=== Dataset records ===
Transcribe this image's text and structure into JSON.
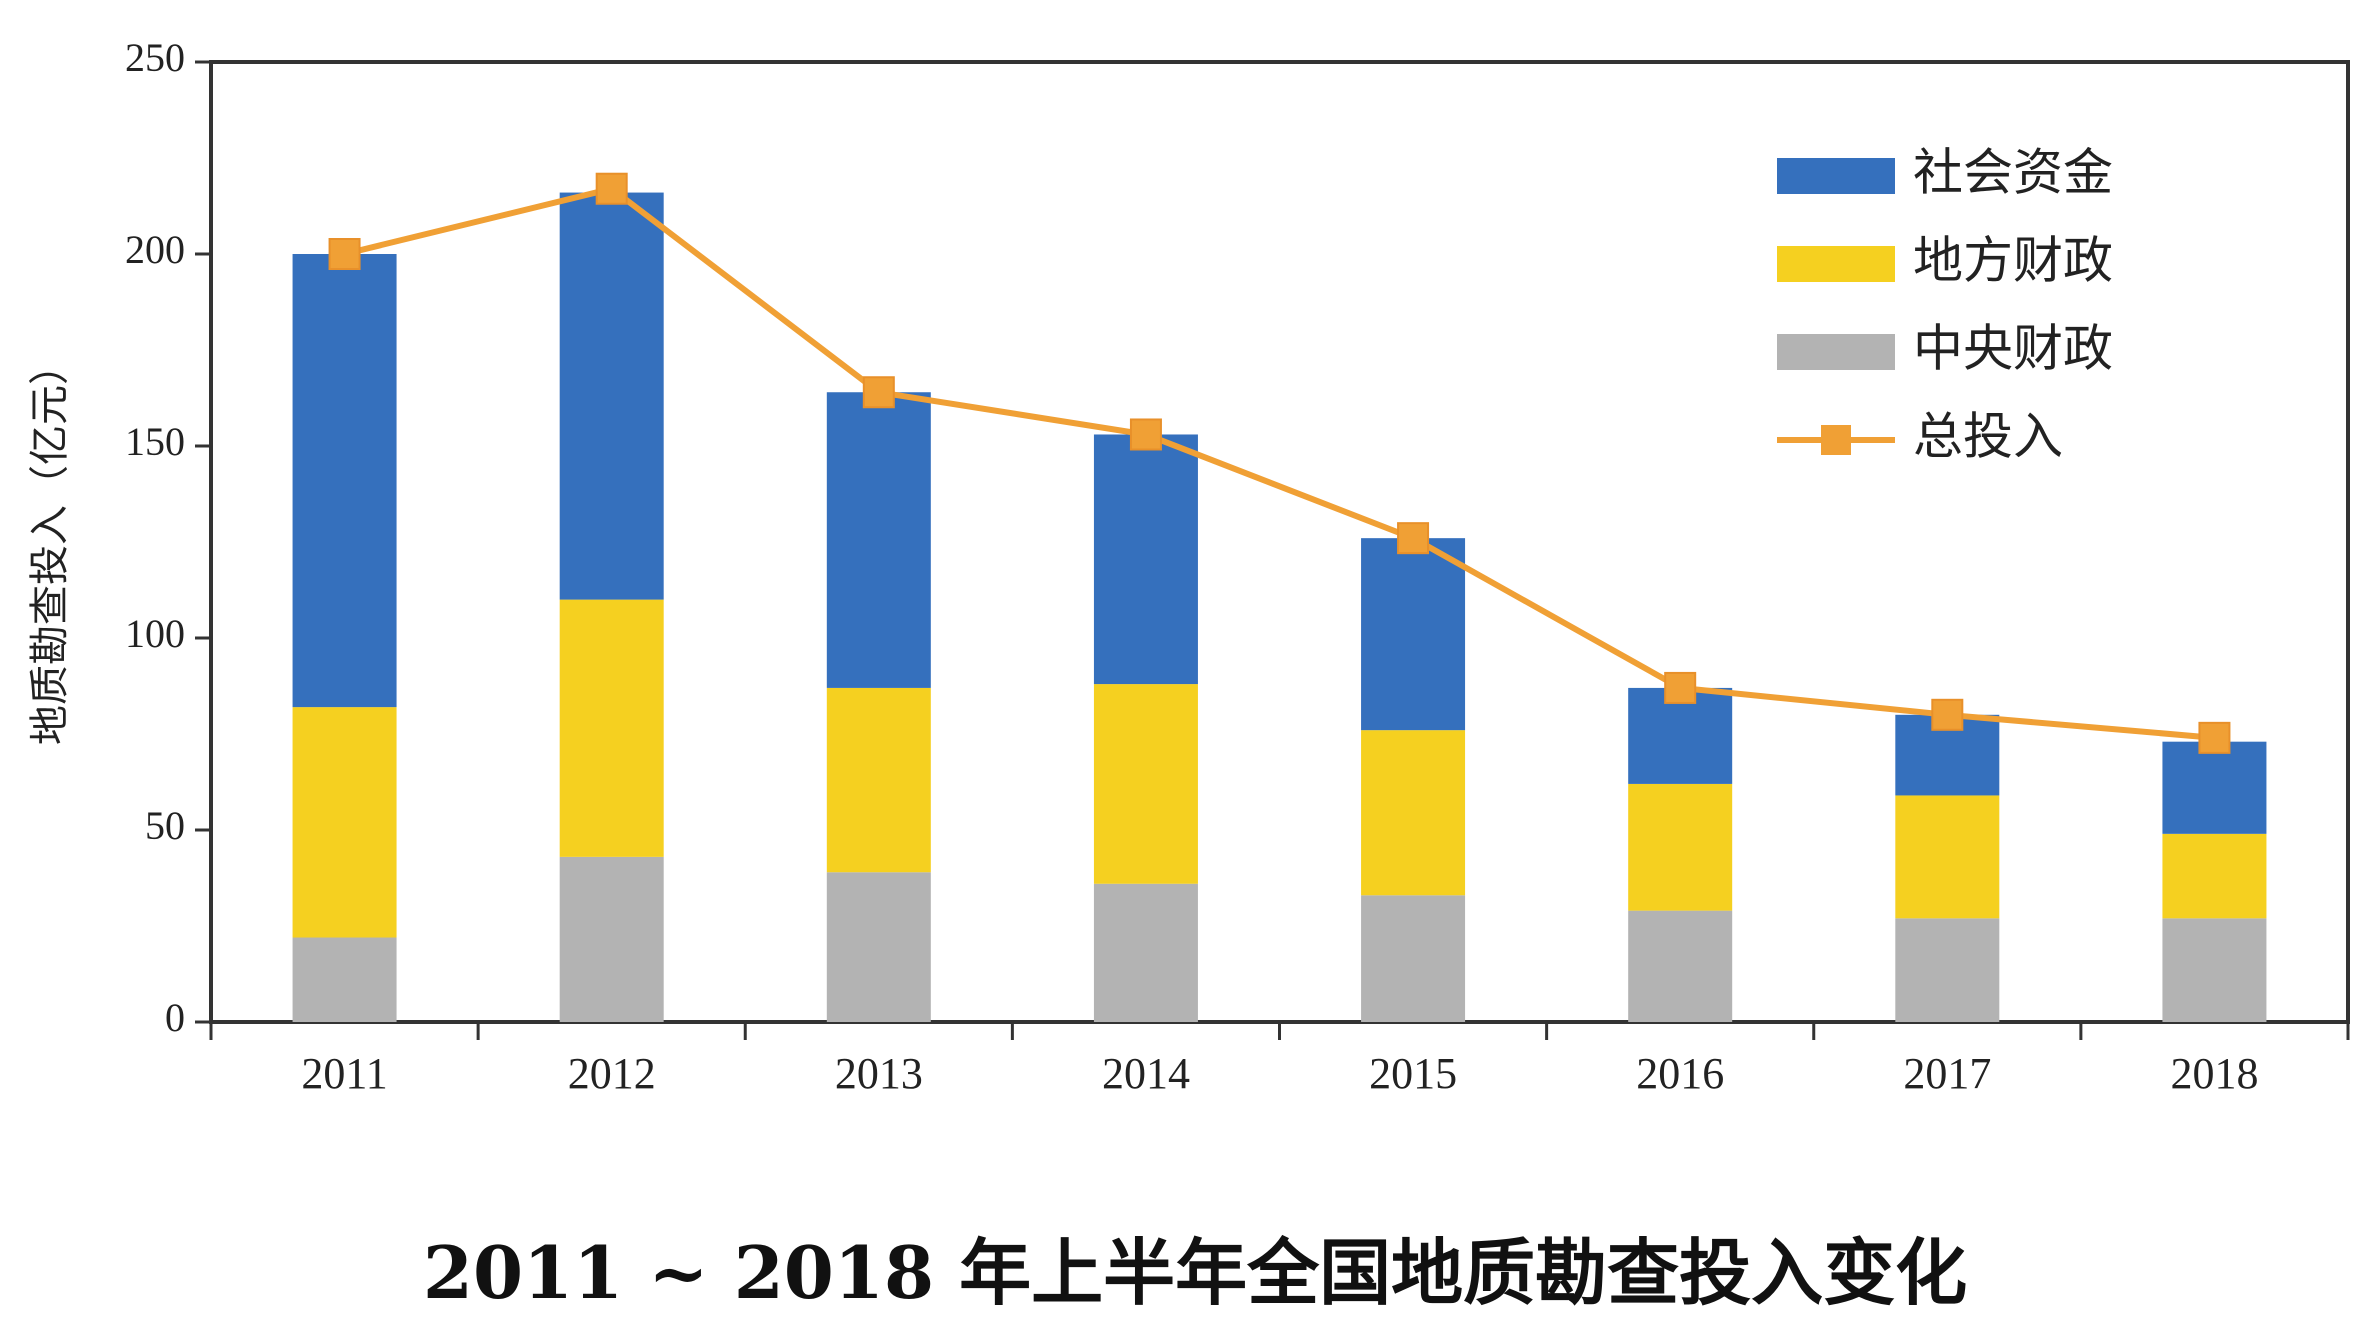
{
  "chart_data": {
    "type": "bar",
    "stacked": true,
    "title": "2011 ~ 2018 年上半年全国地质勘查投入变化",
    "xlabel": "",
    "ylabel": "地质勘查投入（亿元）",
    "ylim": [
      0,
      250
    ],
    "yticks": [
      0,
      50,
      100,
      150,
      200,
      250
    ],
    "categories": [
      "2011",
      "2012",
      "2013",
      "2014",
      "2015",
      "2016",
      "2017",
      "2018"
    ],
    "series": [
      {
        "name": "中央财政",
        "color": "#b3b3b3",
        "values": [
          22,
          43,
          39,
          36,
          33,
          29,
          27,
          27
        ]
      },
      {
        "name": "地方财政",
        "color": "#f5d020",
        "values": [
          60,
          67,
          48,
          52,
          43,
          33,
          32,
          22
        ]
      },
      {
        "name": "社会资金",
        "color": "#3570bd",
        "values": [
          118,
          106,
          77,
          65,
          50,
          25,
          21,
          24
        ]
      }
    ],
    "line": {
      "name": "总投入",
      "color": "#f0a035",
      "values": [
        200,
        217,
        164,
        153,
        126,
        87,
        80,
        74
      ]
    },
    "legend_position": "top-right",
    "legend_order": [
      "社会资金",
      "地方财政",
      "中央财政",
      "总投入"
    ],
    "grid": false
  }
}
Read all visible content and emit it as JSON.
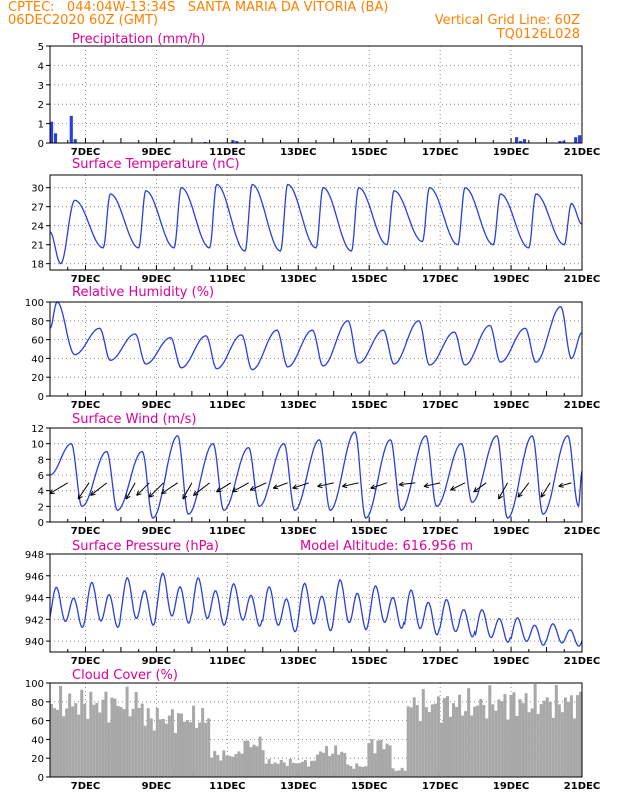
{
  "header": {
    "line1": "CPTEC:   044:04W-13:34S   SANTA MARIA DA VITORIA (BA)",
    "line2_left": "06DEC2020 60Z (GMT)",
    "line2_right": "Vertical Grid Line: 60Z",
    "line3_right": "TQ0126L028"
  },
  "colors": {
    "header": "#ff8000",
    "title": "#e0009a",
    "line": "#2a3fdc",
    "cloud": "#a8a8a8",
    "grid": "#777777"
  },
  "chart_data": [
    {
      "type": "bar",
      "title": "Precipitation (mm/h)",
      "ylim": [
        0,
        5
      ],
      "yticks": [
        "0",
        "1",
        "2",
        "3",
        "4",
        "5"
      ],
      "xticks": [
        "7DEC",
        "9DEC",
        "11DEC",
        "13DEC",
        "15DEC",
        "17DEC",
        "19DEC",
        "21DEC"
      ],
      "x_days": [
        6,
        21
      ],
      "values_per_3h": [
        1.1,
        0.5,
        0,
        0,
        0,
        1.4,
        0.2,
        0,
        0,
        0,
        0,
        0,
        0,
        0,
        0,
        0,
        0,
        0,
        0,
        0,
        0,
        0,
        0,
        0,
        0,
        0,
        0,
        0,
        0,
        0,
        0,
        0,
        0,
        0,
        0,
        0,
        0,
        0,
        0,
        0.05,
        0,
        0,
        0,
        0,
        0,
        0,
        0.15,
        0.1,
        0,
        0,
        0,
        0,
        0,
        0,
        0,
        0,
        0,
        0,
        0,
        0,
        0,
        0,
        0,
        0,
        0,
        0,
        0,
        0,
        0,
        0,
        0,
        0,
        0,
        0,
        0,
        0,
        0,
        0,
        0,
        0,
        0,
        0,
        0,
        0,
        0,
        0,
        0,
        0,
        0,
        0,
        0,
        0,
        0,
        0,
        0,
        0,
        0,
        0,
        0,
        0,
        0,
        0,
        0,
        0,
        0,
        0,
        0,
        0,
        0,
        0,
        0,
        0,
        0,
        0,
        0,
        0,
        0,
        0,
        0.3,
        0.1,
        0.2,
        0,
        0,
        0,
        0,
        0,
        0,
        0,
        0,
        0.1,
        0.1,
        0,
        0,
        0.3,
        0.4
      ]
    },
    {
      "type": "line",
      "title": "Surface Temperature (nC)",
      "ylim": [
        17,
        32
      ],
      "yticks": [
        "18",
        "21",
        "24",
        "27",
        "30"
      ],
      "xticks": [
        "7DEC",
        "9DEC",
        "11DEC",
        "13DEC",
        "15DEC",
        "17DEC",
        "19DEC",
        "21DEC"
      ],
      "min_days": [
        6.3,
        7.5,
        8.5,
        9.5,
        10.5,
        11.5,
        12.5,
        13.5,
        14.5,
        15.5,
        16.5,
        17.5,
        18.5,
        19.5,
        20.5
      ],
      "min_values": [
        18,
        20.5,
        20.5,
        20.5,
        20.5,
        20,
        20,
        20.5,
        20,
        21,
        21.5,
        21,
        21,
        20.5,
        21
      ],
      "max_days": [
        6.7,
        7.7,
        8.7,
        9.7,
        10.7,
        11.7,
        12.7,
        13.7,
        14.7,
        15.7,
        16.7,
        17.7,
        18.7,
        19.7,
        20.7
      ],
      "max_values": [
        28,
        29,
        29.5,
        30,
        30.5,
        30.5,
        30.5,
        30,
        30,
        29.5,
        30,
        30,
        29,
        29,
        27.5
      ]
    },
    {
      "type": "line",
      "title": "Relative Humidity (%)",
      "ylim": [
        0,
        100
      ],
      "yticks": [
        "0",
        "20",
        "40",
        "60",
        "80",
        "100"
      ],
      "xticks": [
        "7DEC",
        "9DEC",
        "11DEC",
        "13DEC",
        "15DEC",
        "17DEC",
        "19DEC",
        "21DEC"
      ],
      "min_days": [
        6.7,
        7.7,
        8.7,
        9.7,
        10.7,
        11.7,
        12.7,
        13.7,
        14.7,
        15.7,
        16.7,
        17.7,
        18.7,
        19.7,
        20.7
      ],
      "min_values": [
        44,
        38,
        34,
        30,
        29,
        28,
        31,
        32,
        35,
        34,
        33,
        33,
        36,
        36,
        40
      ],
      "max_days": [
        6.2,
        7.4,
        8.4,
        9.4,
        10.4,
        11.4,
        12.4,
        13.4,
        14.4,
        15.4,
        16.4,
        17.4,
        18.4,
        19.4,
        20.4
      ],
      "max_values": [
        100,
        72,
        66,
        62,
        64,
        65,
        70,
        70,
        80,
        70,
        80,
        68,
        75,
        72,
        95
      ]
    },
    {
      "type": "line",
      "title": "Surface Wind (m/s)",
      "ylim": [
        0,
        12
      ],
      "yticks": [
        "0",
        "2",
        "4",
        "6",
        "8",
        "10",
        "12"
      ],
      "xticks": [
        "7DEC",
        "9DEC",
        "11DEC",
        "13DEC",
        "15DEC",
        "17DEC",
        "19DEC",
        "21DEC"
      ],
      "max_days": [
        6.6,
        7.6,
        8.6,
        9.6,
        10.6,
        11.6,
        12.6,
        13.6,
        14.6,
        15.6,
        16.6,
        17.6,
        18.6,
        19.6,
        20.6
      ],
      "max_values": [
        10,
        9,
        9,
        11,
        10,
        9.5,
        10,
        10.5,
        11.5,
        10.5,
        11,
        10,
        11,
        11,
        11
      ],
      "min_days": [
        6.9,
        7.9,
        8.9,
        9.9,
        10.9,
        11.9,
        12.9,
        13.9,
        14.9,
        15.9,
        16.9,
        17.9,
        18.9,
        19.9,
        20.9
      ],
      "min_values": [
        2,
        1.5,
        0.5,
        1,
        1.5,
        2,
        1.5,
        1.5,
        0.5,
        1.5,
        2,
        2.5,
        0.5,
        1,
        2
      ],
      "wind_arrows": [
        {
          "day": 6.5,
          "u": -1,
          "v": -0.6
        },
        {
          "day": 7.1,
          "u": -0.6,
          "v": -0.9
        },
        {
          "day": 7.6,
          "u": -0.9,
          "v": -0.7
        },
        {
          "day": 8.4,
          "u": -0.5,
          "v": -0.9
        },
        {
          "day": 8.8,
          "u": -0.7,
          "v": -0.7
        },
        {
          "day": 9.2,
          "u": -0.8,
          "v": -0.8
        },
        {
          "day": 9.6,
          "u": -0.9,
          "v": -0.6
        },
        {
          "day": 10.0,
          "u": -0.5,
          "v": -0.9
        },
        {
          "day": 10.5,
          "u": -0.9,
          "v": -0.7
        },
        {
          "day": 11.1,
          "u": -0.8,
          "v": -0.5
        },
        {
          "day": 11.6,
          "u": -0.9,
          "v": -0.5
        },
        {
          "day": 12.1,
          "u": -0.9,
          "v": -0.4
        },
        {
          "day": 12.7,
          "u": -0.8,
          "v": -0.3
        },
        {
          "day": 13.3,
          "u": -0.9,
          "v": -0.3
        },
        {
          "day": 14.0,
          "u": -0.9,
          "v": -0.2
        },
        {
          "day": 14.7,
          "u": -0.9,
          "v": -0.2
        },
        {
          "day": 15.5,
          "u": -0.9,
          "v": -0.3
        },
        {
          "day": 16.3,
          "u": -0.9,
          "v": -0.1
        },
        {
          "day": 17.0,
          "u": -0.9,
          "v": -0.2
        },
        {
          "day": 17.7,
          "u": -0.8,
          "v": -0.4
        },
        {
          "day": 18.3,
          "u": -0.7,
          "v": -0.5
        },
        {
          "day": 18.9,
          "u": -0.5,
          "v": -0.9
        },
        {
          "day": 19.5,
          "u": -0.6,
          "v": -0.8
        },
        {
          "day": 20.1,
          "u": -0.5,
          "v": -0.8
        },
        {
          "day": 20.7,
          "u": -0.7,
          "v": -0.2
        }
      ]
    },
    {
      "type": "line",
      "title": "Surface Pressure (hPa)",
      "annotation": "Model Altitude: 616.956 m",
      "ylim": [
        939,
        948
      ],
      "yticks": [
        "940",
        "942",
        "944",
        "946",
        "948"
      ],
      "xticks": [
        "7DEC",
        "9DEC",
        "11DEC",
        "13DEC",
        "15DEC",
        "17DEC",
        "19DEC",
        "21DEC"
      ],
      "daily_mean": [
        943,
        943.2,
        943.5,
        943.8,
        943.5,
        943.2,
        942.8,
        943.0,
        943.2,
        943.0,
        942.5,
        942.0,
        941.3,
        940.8,
        940.5
      ],
      "amplitude": [
        1.6,
        1.8,
        1.9,
        2.0,
        1.9,
        1.7,
        1.8,
        1.9,
        2.0,
        1.7,
        1.8,
        1.5,
        1.3,
        1.1,
        0.9
      ]
    },
    {
      "type": "bar",
      "title": "Cloud Cover (%)",
      "ylim": [
        0,
        100
      ],
      "yticks": [
        "0",
        "20",
        "40",
        "60",
        "80",
        "100"
      ],
      "xticks": [
        "7DEC",
        "9DEC",
        "11DEC",
        "13DEC",
        "15DEC",
        "17DEC",
        "19DEC",
        "21DEC"
      ],
      "segments": [
        {
          "from": 6.0,
          "to": 8.6,
          "level": 90
        },
        {
          "from": 8.6,
          "to": 10.5,
          "level": 70
        },
        {
          "from": 10.5,
          "to": 11.3,
          "level": 30
        },
        {
          "from": 11.3,
          "to": 12.0,
          "level": 45
        },
        {
          "from": 12.0,
          "to": 13.5,
          "level": 20
        },
        {
          "from": 13.5,
          "to": 14.3,
          "level": 35
        },
        {
          "from": 14.3,
          "to": 14.9,
          "level": 15
        },
        {
          "from": 14.9,
          "to": 15.6,
          "level": 45
        },
        {
          "from": 15.6,
          "to": 16.0,
          "level": 10
        },
        {
          "from": 16.0,
          "to": 18.2,
          "level": 88
        },
        {
          "from": 18.2,
          "to": 21.0,
          "level": 92
        }
      ]
    }
  ]
}
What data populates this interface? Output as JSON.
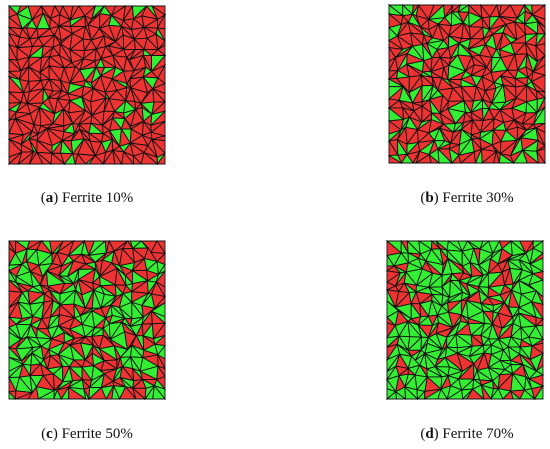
{
  "panels": [
    {
      "open": "(",
      "label": "a",
      "close": ")",
      "caption": "Ferrite 10%"
    },
    {
      "open": "(",
      "label": "b",
      "close": ")",
      "caption": "Ferrite 30%"
    },
    {
      "open": "(",
      "label": "c",
      "close": ")",
      "caption": "Ferrite 50%"
    },
    {
      "open": "(",
      "label": "d",
      "close": ")",
      "caption": "Ferrite 70%"
    }
  ]
}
===
Task statement:
Go over the entries above and say how many lines hold the string "caption", with no other text.

Exercise answer:
4